Extracted records =>
····················
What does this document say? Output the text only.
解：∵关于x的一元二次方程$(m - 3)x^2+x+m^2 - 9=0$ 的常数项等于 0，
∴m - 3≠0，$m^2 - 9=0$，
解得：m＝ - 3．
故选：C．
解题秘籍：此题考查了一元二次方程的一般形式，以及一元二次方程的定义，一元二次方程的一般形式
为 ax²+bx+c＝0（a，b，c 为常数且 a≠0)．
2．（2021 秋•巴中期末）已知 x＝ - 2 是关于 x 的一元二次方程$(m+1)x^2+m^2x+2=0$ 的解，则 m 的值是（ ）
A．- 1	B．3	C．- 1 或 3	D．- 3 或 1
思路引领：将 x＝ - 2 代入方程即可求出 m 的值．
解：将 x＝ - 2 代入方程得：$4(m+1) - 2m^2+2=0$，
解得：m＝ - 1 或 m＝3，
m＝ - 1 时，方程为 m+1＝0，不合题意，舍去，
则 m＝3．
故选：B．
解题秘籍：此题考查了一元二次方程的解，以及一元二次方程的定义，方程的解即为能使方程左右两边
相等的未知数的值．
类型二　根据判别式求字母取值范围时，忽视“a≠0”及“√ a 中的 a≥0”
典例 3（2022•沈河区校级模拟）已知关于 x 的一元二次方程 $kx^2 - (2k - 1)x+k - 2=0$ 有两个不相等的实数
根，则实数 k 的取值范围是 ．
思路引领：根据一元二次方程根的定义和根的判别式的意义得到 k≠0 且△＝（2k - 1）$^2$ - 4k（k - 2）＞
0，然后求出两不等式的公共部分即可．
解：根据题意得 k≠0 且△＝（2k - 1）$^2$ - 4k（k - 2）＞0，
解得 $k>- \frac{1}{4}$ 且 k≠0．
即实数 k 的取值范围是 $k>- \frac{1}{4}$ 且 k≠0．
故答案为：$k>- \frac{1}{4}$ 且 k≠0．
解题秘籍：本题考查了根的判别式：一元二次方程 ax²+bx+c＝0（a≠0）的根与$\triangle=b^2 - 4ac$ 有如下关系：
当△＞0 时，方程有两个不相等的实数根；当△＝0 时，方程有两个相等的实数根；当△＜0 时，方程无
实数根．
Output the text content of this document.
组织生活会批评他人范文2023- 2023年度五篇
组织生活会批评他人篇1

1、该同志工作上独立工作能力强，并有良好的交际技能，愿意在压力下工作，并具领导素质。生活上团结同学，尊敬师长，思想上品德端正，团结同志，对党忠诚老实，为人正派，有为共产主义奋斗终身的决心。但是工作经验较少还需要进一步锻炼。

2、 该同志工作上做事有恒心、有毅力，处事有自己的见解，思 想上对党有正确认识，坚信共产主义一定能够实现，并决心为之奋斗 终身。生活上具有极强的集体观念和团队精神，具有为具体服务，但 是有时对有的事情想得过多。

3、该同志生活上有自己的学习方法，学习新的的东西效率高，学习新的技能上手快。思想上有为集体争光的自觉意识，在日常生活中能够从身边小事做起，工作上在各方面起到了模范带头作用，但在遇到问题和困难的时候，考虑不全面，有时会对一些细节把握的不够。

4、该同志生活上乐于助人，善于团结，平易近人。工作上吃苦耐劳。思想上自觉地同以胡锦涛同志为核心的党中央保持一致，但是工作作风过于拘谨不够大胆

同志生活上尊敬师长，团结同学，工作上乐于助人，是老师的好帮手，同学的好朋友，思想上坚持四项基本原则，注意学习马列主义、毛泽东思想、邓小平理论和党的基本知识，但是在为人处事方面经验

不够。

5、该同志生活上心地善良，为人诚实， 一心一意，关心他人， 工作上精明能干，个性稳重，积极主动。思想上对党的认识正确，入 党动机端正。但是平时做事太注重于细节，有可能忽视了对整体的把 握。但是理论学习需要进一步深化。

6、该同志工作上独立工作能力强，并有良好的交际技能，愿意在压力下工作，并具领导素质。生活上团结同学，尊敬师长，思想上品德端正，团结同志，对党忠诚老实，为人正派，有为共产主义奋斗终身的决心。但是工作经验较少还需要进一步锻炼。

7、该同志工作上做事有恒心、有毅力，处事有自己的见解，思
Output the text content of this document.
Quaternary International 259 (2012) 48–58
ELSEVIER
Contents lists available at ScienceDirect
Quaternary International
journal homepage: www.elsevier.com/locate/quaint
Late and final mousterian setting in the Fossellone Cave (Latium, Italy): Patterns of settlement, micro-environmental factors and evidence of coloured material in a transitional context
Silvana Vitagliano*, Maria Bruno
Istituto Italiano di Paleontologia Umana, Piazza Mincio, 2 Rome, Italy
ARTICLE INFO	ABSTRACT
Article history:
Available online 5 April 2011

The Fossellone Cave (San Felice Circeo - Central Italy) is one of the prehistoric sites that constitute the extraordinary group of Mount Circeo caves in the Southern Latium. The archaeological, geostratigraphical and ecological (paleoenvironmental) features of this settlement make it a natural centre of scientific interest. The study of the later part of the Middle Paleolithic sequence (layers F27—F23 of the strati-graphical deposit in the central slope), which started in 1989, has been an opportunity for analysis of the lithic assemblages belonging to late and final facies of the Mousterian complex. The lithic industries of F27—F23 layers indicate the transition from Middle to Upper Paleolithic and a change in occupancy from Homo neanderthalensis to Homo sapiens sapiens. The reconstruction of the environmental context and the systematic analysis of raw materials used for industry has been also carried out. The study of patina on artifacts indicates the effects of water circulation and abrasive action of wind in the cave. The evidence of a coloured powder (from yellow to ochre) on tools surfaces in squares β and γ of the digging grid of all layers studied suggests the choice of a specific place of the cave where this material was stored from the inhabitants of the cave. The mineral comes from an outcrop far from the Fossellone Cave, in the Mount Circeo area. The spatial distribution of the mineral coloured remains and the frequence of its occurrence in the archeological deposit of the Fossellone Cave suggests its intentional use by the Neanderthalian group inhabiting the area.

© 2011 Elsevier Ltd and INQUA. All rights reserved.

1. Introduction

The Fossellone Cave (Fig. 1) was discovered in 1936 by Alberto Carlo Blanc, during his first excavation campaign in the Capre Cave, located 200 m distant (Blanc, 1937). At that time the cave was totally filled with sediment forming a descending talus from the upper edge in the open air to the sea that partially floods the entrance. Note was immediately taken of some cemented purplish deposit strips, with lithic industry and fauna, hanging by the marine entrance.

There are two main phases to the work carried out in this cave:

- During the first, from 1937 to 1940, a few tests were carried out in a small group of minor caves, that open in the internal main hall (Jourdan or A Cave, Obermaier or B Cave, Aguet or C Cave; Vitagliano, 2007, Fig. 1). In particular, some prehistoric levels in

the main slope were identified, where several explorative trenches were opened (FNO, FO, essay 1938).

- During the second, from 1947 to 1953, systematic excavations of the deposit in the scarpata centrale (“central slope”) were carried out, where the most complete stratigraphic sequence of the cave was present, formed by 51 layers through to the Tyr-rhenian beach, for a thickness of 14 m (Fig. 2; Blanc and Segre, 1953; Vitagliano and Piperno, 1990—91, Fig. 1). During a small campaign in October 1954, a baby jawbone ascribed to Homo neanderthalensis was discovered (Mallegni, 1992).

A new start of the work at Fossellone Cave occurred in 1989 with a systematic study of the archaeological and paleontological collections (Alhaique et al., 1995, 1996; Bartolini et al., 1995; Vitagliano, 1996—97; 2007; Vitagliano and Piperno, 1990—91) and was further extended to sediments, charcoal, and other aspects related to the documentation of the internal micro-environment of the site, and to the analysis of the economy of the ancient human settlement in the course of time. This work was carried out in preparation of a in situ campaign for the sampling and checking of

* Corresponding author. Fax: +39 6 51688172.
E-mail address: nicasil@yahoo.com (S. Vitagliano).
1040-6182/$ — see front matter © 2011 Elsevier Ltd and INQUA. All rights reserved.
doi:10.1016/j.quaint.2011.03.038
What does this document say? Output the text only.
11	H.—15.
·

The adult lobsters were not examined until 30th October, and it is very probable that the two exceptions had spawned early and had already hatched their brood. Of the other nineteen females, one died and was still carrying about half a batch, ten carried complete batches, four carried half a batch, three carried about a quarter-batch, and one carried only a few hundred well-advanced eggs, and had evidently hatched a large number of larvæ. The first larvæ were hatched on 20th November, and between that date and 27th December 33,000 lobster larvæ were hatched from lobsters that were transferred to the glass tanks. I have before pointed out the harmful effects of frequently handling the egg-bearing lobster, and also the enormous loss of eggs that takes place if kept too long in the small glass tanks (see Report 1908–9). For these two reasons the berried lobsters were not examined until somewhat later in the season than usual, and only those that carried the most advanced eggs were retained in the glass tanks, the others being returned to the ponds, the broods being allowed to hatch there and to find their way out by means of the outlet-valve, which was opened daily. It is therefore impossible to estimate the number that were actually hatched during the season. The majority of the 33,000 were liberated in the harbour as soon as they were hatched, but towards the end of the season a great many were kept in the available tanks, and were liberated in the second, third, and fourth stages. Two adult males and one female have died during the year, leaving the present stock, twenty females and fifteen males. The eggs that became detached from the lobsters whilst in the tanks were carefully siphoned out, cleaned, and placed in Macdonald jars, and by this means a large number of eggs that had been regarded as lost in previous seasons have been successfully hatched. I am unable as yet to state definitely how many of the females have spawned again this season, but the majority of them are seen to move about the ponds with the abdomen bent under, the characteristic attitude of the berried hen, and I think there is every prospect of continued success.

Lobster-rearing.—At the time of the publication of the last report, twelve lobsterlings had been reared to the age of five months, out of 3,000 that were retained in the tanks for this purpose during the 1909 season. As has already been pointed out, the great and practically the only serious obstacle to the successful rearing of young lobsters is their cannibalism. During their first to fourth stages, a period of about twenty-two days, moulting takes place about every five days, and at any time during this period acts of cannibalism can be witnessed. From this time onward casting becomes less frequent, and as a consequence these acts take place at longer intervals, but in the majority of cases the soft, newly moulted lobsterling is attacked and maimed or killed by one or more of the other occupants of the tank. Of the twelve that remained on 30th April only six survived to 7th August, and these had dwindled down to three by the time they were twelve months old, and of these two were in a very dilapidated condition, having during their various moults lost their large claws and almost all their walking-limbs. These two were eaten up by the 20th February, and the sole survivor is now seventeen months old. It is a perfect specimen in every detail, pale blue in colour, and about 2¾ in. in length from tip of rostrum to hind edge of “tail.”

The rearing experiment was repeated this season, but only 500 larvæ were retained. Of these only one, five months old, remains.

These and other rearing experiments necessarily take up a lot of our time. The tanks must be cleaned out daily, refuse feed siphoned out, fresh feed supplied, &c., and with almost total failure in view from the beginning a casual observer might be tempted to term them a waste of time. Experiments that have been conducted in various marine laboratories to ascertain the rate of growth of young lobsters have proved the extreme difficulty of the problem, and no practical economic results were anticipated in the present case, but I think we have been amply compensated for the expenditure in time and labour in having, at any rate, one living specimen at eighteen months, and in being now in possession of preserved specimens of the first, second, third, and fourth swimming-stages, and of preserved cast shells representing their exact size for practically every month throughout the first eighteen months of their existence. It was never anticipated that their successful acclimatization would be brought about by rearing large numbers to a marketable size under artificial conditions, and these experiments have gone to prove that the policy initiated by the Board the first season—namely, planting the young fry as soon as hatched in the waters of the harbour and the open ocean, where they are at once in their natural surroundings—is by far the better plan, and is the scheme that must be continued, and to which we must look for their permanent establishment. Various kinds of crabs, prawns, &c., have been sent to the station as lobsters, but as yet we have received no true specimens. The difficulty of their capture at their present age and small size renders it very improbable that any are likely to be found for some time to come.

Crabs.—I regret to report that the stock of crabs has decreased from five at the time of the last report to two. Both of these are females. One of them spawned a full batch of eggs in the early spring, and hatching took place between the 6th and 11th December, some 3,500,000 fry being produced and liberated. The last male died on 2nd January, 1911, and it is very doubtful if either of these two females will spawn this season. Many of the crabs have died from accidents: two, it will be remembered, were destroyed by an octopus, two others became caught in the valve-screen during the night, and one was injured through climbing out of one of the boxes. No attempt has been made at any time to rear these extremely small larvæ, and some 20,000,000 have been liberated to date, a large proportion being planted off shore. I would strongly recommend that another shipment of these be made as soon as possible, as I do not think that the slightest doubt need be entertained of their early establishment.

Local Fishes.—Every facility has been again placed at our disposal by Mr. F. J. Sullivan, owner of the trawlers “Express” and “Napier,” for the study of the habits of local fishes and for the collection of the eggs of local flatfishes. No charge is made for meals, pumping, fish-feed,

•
····················
DESCRIPTION OF THE TASK => Identify and copy all lines with the word "但是工作经验较少还需要进一步锻炼".

ANSWER BELOW =>
1、该同志工作上独立工作能力强，并有良好的交际技能，愿意在压力下工作，并具领导素质。生活上团结同学，尊敬师长，思想上品德端正，团结同志，对党忠诚老实，为人正派，有为共产主义奋斗终身的决心。但是工作经验较少还需要进一步锻炼。
6、该同志工作上独立工作能力强，并有良好的交际技能，愿意在压力下工作，并具领导素质。生活上团结同学，尊敬师长，思想上品德端正，团结同志，对党忠诚老实，为人正派，有为共产主义奋斗终身的决心。但是工作经验较少还需要进一步锻炼。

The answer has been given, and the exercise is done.